Figure record extracts ->
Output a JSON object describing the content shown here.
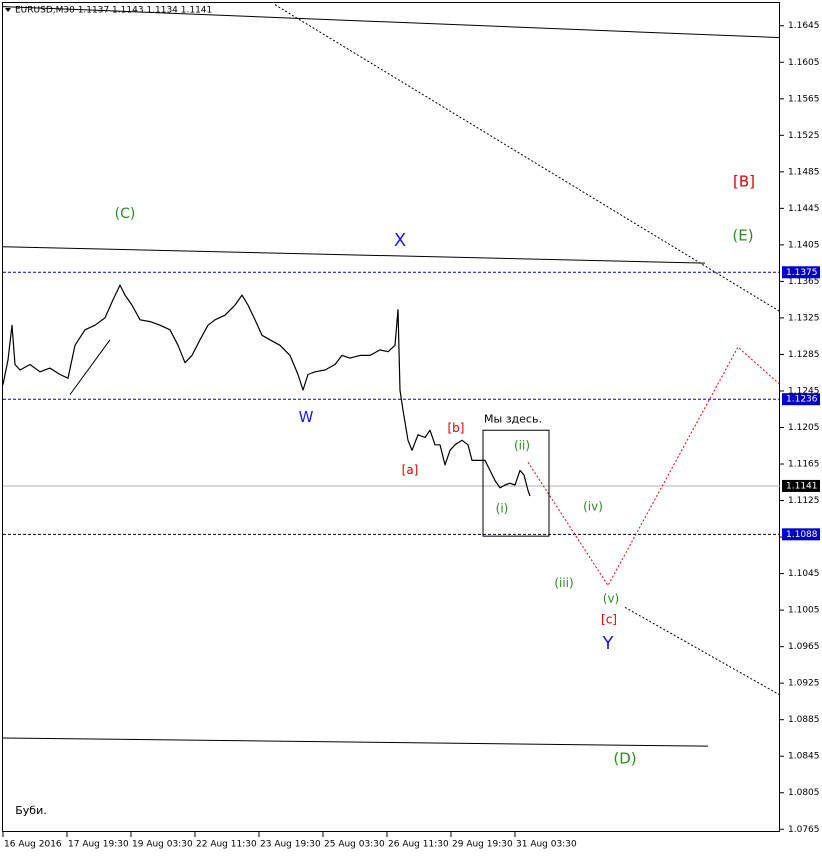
{
  "chart_data": {
    "type": "line",
    "header": "EURUSD,M30  1.1137 1.1143 1.1134 1.1141",
    "color": "#000000",
    "x": [
      0,
      5,
      9,
      12,
      17,
      27,
      37,
      47,
      57,
      65,
      72,
      82,
      92,
      102,
      110,
      117,
      122,
      129,
      137,
      147,
      157,
      167,
      175,
      182,
      189,
      197,
      205,
      212,
      222,
      232,
      239,
      245,
      252,
      259,
      267,
      277,
      287,
      295,
      300,
      305,
      312,
      322,
      332,
      339,
      347,
      357,
      367,
      377,
      385,
      392,
      395,
      397,
      400,
      405,
      409,
      415,
      422,
      427,
      432,
      437,
      442,
      447,
      452,
      459,
      465,
      469,
      475,
      482,
      487,
      492,
      497,
      502,
      507,
      512,
      517,
      521,
      525,
      527
    ],
    "values": [
      1.1252,
      1.1279,
      1.1317,
      1.1274,
      1.1268,
      1.1274,
      1.1266,
      1.127,
      1.1263,
      1.1259,
      1.1295,
      1.1312,
      1.1317,
      1.1325,
      1.1345,
      1.1361,
      1.135,
      1.1339,
      1.1323,
      1.1321,
      1.1317,
      1.1312,
      1.1295,
      1.1276,
      1.1284,
      1.1301,
      1.1317,
      1.1323,
      1.1328,
      1.1339,
      1.135,
      1.1339,
      1.1323,
      1.1306,
      1.1301,
      1.1295,
      1.1284,
      1.1263,
      1.1246,
      1.1263,
      1.1266,
      1.1268,
      1.1274,
      1.1284,
      1.1281,
      1.1284,
      1.1284,
      1.129,
      1.1288,
      1.1295,
      1.1334,
      1.1246,
      1.1224,
      1.1191,
      1.118,
      1.1197,
      1.1194,
      1.1202,
      1.1186,
      1.1186,
      1.1164,
      1.118,
      1.1186,
      1.1191,
      1.1186,
      1.1169,
      1.1169,
      1.1169,
      1.1158,
      1.1147,
      1.1139,
      1.1142,
      1.1144,
      1.1142,
      1.1158,
      1.1153,
      1.1136,
      1.113
    ],
    "xlim": [
      0,
      777
    ],
    "ylim": [
      1.0762,
      1.1671
    ],
    "xticks": [
      {
        "value": 0,
        "label": "16 Aug 2016"
      },
      {
        "value": 64,
        "label": "17 Aug 19:30"
      },
      {
        "value": 128,
        "label": "19 Aug 03:30"
      },
      {
        "value": 192,
        "label": "22 Aug 11:30"
      },
      {
        "value": 256,
        "label": "23 Aug 19:30"
      },
      {
        "value": 320,
        "label": "25 Aug 03:30"
      },
      {
        "value": 384,
        "label": "26 Aug 11:30"
      },
      {
        "value": 448,
        "label": "29 Aug 19:30"
      },
      {
        "value": 512,
        "label": "31 Aug 03:30"
      }
    ],
    "yticks": [
      1.0765,
      1.0805,
      1.0845,
      1.0885,
      1.0925,
      1.0965,
      1.1005,
      1.1045,
      1.1085,
      1.1125,
      1.1165,
      1.1205,
      1.1245,
      1.1285,
      1.1325,
      1.1365,
      1.1405,
      1.1445,
      1.1485,
      1.1525,
      1.1565,
      1.1605,
      1.1645
    ],
    "levels": [
      {
        "value": 1.1375,
        "color": "#0000cc",
        "label_color": "#0000cc",
        "dash": true
      },
      {
        "value": 1.1236,
        "color": "#0000cc",
        "label_color": "#0000cc",
        "dash": true
      },
      {
        "value": 1.1141,
        "color": "#b0b0b0",
        "label_color": "#000000",
        "dash": false
      },
      {
        "value": 1.1088,
        "color": "#000033",
        "label_color": "#0000cc",
        "dash": true
      }
    ],
    "trendlines": [
      {
        "x": [
          0,
          777
        ],
        "y": [
          1.1666,
          1.1632
        ],
        "color": "#000000",
        "dash": false
      },
      {
        "x": [
          272,
          777
        ],
        "y": [
          1.1668,
          1.1332
        ],
        "color": "#000000",
        "dash": true
      },
      {
        "x": [
          0,
          702
        ],
        "y": [
          1.1403,
          1.1385
        ],
        "color": "#000000",
        "dash": false
      },
      {
        "x": [
          0,
          705
        ],
        "y": [
          1.0865,
          1.0856
        ],
        "color": "#000000",
        "dash": false
      },
      {
        "x": [
          67,
          107
        ],
        "y": [
          1.1241,
          1.1301
        ],
        "color": "#000000",
        "dash": false
      },
      {
        "x": [
          525,
          605,
          735,
          777
        ],
        "y": [
          1.1167,
          1.1032,
          1.1293,
          1.1252
        ],
        "color": "#ff0000",
        "dash": true
      },
      {
        "x": [
          622,
          777
        ],
        "y": [
          1.1008,
          1.0912
        ],
        "color": "#000000",
        "dash": true
      }
    ],
    "boxes": [
      {
        "x": [
          480,
          546
        ],
        "y": [
          1.1202,
          1.1086
        ],
        "color": "#000000"
      }
    ],
    "annotations": [
      {
        "text": "(C)",
        "x": 122,
        "y": 1.1439,
        "color": "#2e8b22",
        "fontsize": 14
      },
      {
        "text": "X",
        "x": 397,
        "y": 1.1409,
        "color": "#1a1aff",
        "fontsize": 18
      },
      {
        "text": "W",
        "x": 303,
        "y": 1.1216,
        "color": "#1a1aff",
        "fontsize": 15
      },
      {
        "text": "[a]",
        "x": 407,
        "y": 1.1158,
        "color": "#e00000",
        "fontsize": 12
      },
      {
        "text": "[b]",
        "x": 453,
        "y": 1.1204,
        "color": "#e00000",
        "fontsize": 12
      },
      {
        "text": "Мы здесь.",
        "x": 510,
        "y": 1.1214,
        "color": "#000000",
        "fontsize": 11
      },
      {
        "text": "(ii)",
        "x": 519,
        "y": 1.1185,
        "color": "#2e8b22",
        "fontsize": 12
      },
      {
        "text": "(i)",
        "x": 499,
        "y": 1.1116,
        "color": "#2e8b22",
        "fontsize": 12
      },
      {
        "text": "(iv)",
        "x": 590,
        "y": 1.1118,
        "color": "#2e8b22",
        "fontsize": 12
      },
      {
        "text": "(iii)",
        "x": 561,
        "y": 1.1034,
        "color": "#2e8b22",
        "fontsize": 12
      },
      {
        "text": "(v)",
        "x": 608,
        "y": 1.1017,
        "color": "#2e8b22",
        "fontsize": 12
      },
      {
        "text": "[c]",
        "x": 606,
        "y": 1.0994,
        "color": "#e00000",
        "fontsize": 12
      },
      {
        "text": "Y",
        "x": 605,
        "y": 1.0968,
        "color": "#1a1aff",
        "fontsize": 18
      },
      {
        "text": "[B]",
        "x": 741,
        "y": 1.1474,
        "color": "#e00000",
        "fontsize": 15
      },
      {
        "text": "(E)",
        "x": 740,
        "y": 1.1415,
        "color": "#2e8b22",
        "fontsize": 15
      },
      {
        "text": "(D)",
        "x": 622,
        "y": 1.0842,
        "color": "#2e8b22",
        "fontsize": 15
      },
      {
        "text": "Буби.",
        "x": 28,
        "y": 1.0785,
        "color": "#000000",
        "fontsize": 11
      }
    ]
  }
}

TASK REQUIREMENTS -> Give every line back word for word and leave the pictures out.

SOLUTION FOR THIS PROBLEM ->
Output a JSON object describing the content shown here.
{
  "chart_data": {
    "type": "line",
    "header": "EURUSD,M30  1.1137 1.1143 1.1134 1.1141",
    "color": "#000000",
    "x": [
      0,
      5,
      9,
      12,
      17,
      27,
      37,
      47,
      57,
      65,
      72,
      82,
      92,
      102,
      110,
      117,
      122,
      129,
      137,
      147,
      157,
      167,
      175,
      182,
      189,
      197,
      205,
      212,
      222,
      232,
      239,
      245,
      252,
      259,
      267,
      277,
      287,
      295,
      300,
      305,
      312,
      322,
      332,
      339,
      347,
      357,
      367,
      377,
      385,
      392,
      395,
      397,
      400,
      405,
      409,
      415,
      422,
      427,
      432,
      437,
      442,
      447,
      452,
      459,
      465,
      469,
      475,
      482,
      487,
      492,
      497,
      502,
      507,
      512,
      517,
      521,
      525,
      527
    ],
    "values": [
      1.1252,
      1.1279,
      1.1317,
      1.1274,
      1.1268,
      1.1274,
      1.1266,
      1.127,
      1.1263,
      1.1259,
      1.1295,
      1.1312,
      1.1317,
      1.1325,
      1.1345,
      1.1361,
      1.135,
      1.1339,
      1.1323,
      1.1321,
      1.1317,
      1.1312,
      1.1295,
      1.1276,
      1.1284,
      1.1301,
      1.1317,
      1.1323,
      1.1328,
      1.1339,
      1.135,
      1.1339,
      1.1323,
      1.1306,
      1.1301,
      1.1295,
      1.1284,
      1.1263,
      1.1246,
      1.1263,
      1.1266,
      1.1268,
      1.1274,
      1.1284,
      1.1281,
      1.1284,
      1.1284,
      1.129,
      1.1288,
      1.1295,
      1.1334,
      1.1246,
      1.1224,
      1.1191,
      1.118,
      1.1197,
      1.1194,
      1.1202,
      1.1186,
      1.1186,
      1.1164,
      1.118,
      1.1186,
      1.1191,
      1.1186,
      1.1169,
      1.1169,
      1.1169,
      1.1158,
      1.1147,
      1.1139,
      1.1142,
      1.1144,
      1.1142,
      1.1158,
      1.1153,
      1.1136,
      1.113
    ],
    "xlim": [
      0,
      777
    ],
    "ylim": [
      1.0762,
      1.1671
    ],
    "xticks": [
      {
        "value": 0,
        "label": "16 Aug 2016"
      },
      {
        "value": 64,
        "label": "17 Aug 19:30"
      },
      {
        "value": 128,
        "label": "19 Aug 03:30"
      },
      {
        "value": 192,
        "label": "22 Aug 11:30"
      },
      {
        "value": 256,
        "label": "23 Aug 19:30"
      },
      {
        "value": 320,
        "label": "25 Aug 03:30"
      },
      {
        "value": 384,
        "label": "26 Aug 11:30"
      },
      {
        "value": 448,
        "label": "29 Aug 19:30"
      },
      {
        "value": 512,
        "label": "31 Aug 03:30"
      }
    ],
    "yticks": [
      1.0765,
      1.0805,
      1.0845,
      1.0885,
      1.0925,
      1.0965,
      1.1005,
      1.1045,
      1.1085,
      1.1125,
      1.1165,
      1.1205,
      1.1245,
      1.1285,
      1.1325,
      1.1365,
      1.1405,
      1.1445,
      1.1485,
      1.1525,
      1.1565,
      1.1605,
      1.1645
    ],
    "levels": [
      {
        "value": 1.1375,
        "color": "#0000cc",
        "label_color": "#0000cc",
        "dash": true
      },
      {
        "value": 1.1236,
        "color": "#0000cc",
        "label_color": "#0000cc",
        "dash": true
      },
      {
        "value": 1.1141,
        "color": "#b0b0b0",
        "label_color": "#000000",
        "dash": false
      },
      {
        "value": 1.1088,
        "color": "#000033",
        "label_color": "#0000cc",
        "dash": true
      }
    ],
    "trendlines": [
      {
        "x": [
          0,
          777
        ],
        "y": [
          1.1666,
          1.1632
        ],
        "color": "#000000",
        "dash": false
      },
      {
        "x": [
          272,
          777
        ],
        "y": [
          1.1668,
          1.1332
        ],
        "color": "#000000",
        "dash": true
      },
      {
        "x": [
          0,
          702
        ],
        "y": [
          1.1403,
          1.1385
        ],
        "color": "#000000",
        "dash": false
      },
      {
        "x": [
          0,
          705
        ],
        "y": [
          1.0865,
          1.0856
        ],
        "color": "#000000",
        "dash": false
      },
      {
        "x": [
          67,
          107
        ],
        "y": [
          1.1241,
          1.1301
        ],
        "color": "#000000",
        "dash": false
      },
      {
        "x": [
          525,
          605,
          735,
          777
        ],
        "y": [
          1.1167,
          1.1032,
          1.1293,
          1.1252
        ],
        "color": "#ff0000",
        "dash": true
      },
      {
        "x": [
          622,
          777
        ],
        "y": [
          1.1008,
          1.0912
        ],
        "color": "#000000",
        "dash": true
      }
    ],
    "boxes": [
      {
        "x": [
          480,
          546
        ],
        "y": [
          1.1202,
          1.1086
        ],
        "color": "#000000"
      }
    ],
    "annotations": [
      {
        "text": "(C)",
        "x": 122,
        "y": 1.1439,
        "color": "#2e8b22",
        "fontsize": 14
      },
      {
        "text": "X",
        "x": 397,
        "y": 1.1409,
        "color": "#1a1aff",
        "fontsize": 18
      },
      {
        "text": "W",
        "x": 303,
        "y": 1.1216,
        "color": "#1a1aff",
        "fontsize": 15
      },
      {
        "text": "[a]",
        "x": 407,
        "y": 1.1158,
        "color": "#e00000",
        "fontsize": 12
      },
      {
        "text": "[b]",
        "x": 453,
        "y": 1.1204,
        "color": "#e00000",
        "fontsize": 12
      },
      {
        "text": "Мы здесь.",
        "x": 510,
        "y": 1.1214,
        "color": "#000000",
        "fontsize": 11
      },
      {
        "text": "(ii)",
        "x": 519,
        "y": 1.1185,
        "color": "#2e8b22",
        "fontsize": 12
      },
      {
        "text": "(i)",
        "x": 499,
        "y": 1.1116,
        "color": "#2e8b22",
        "fontsize": 12
      },
      {
        "text": "(iv)",
        "x": 590,
        "y": 1.1118,
        "color": "#2e8b22",
        "fontsize": 12
      },
      {
        "text": "(iii)",
        "x": 561,
        "y": 1.1034,
        "color": "#2e8b22",
        "fontsize": 12
      },
      {
        "text": "(v)",
        "x": 608,
        "y": 1.1017,
        "color": "#2e8b22",
        "fontsize": 12
      },
      {
        "text": "[c]",
        "x": 606,
        "y": 1.0994,
        "color": "#e00000",
        "fontsize": 12
      },
      {
        "text": "Y",
        "x": 605,
        "y": 1.0968,
        "color": "#1a1aff",
        "fontsize": 18
      },
      {
        "text": "[B]",
        "x": 741,
        "y": 1.1474,
        "color": "#e00000",
        "fontsize": 15
      },
      {
        "text": "(E)",
        "x": 740,
        "y": 1.1415,
        "color": "#2e8b22",
        "fontsize": 15
      },
      {
        "text": "(D)",
        "x": 622,
        "y": 1.0842,
        "color": "#2e8b22",
        "fontsize": 15
      },
      {
        "text": "Буби.",
        "x": 28,
        "y": 1.0785,
        "color": "#000000",
        "fontsize": 11
      }
    ]
  }
}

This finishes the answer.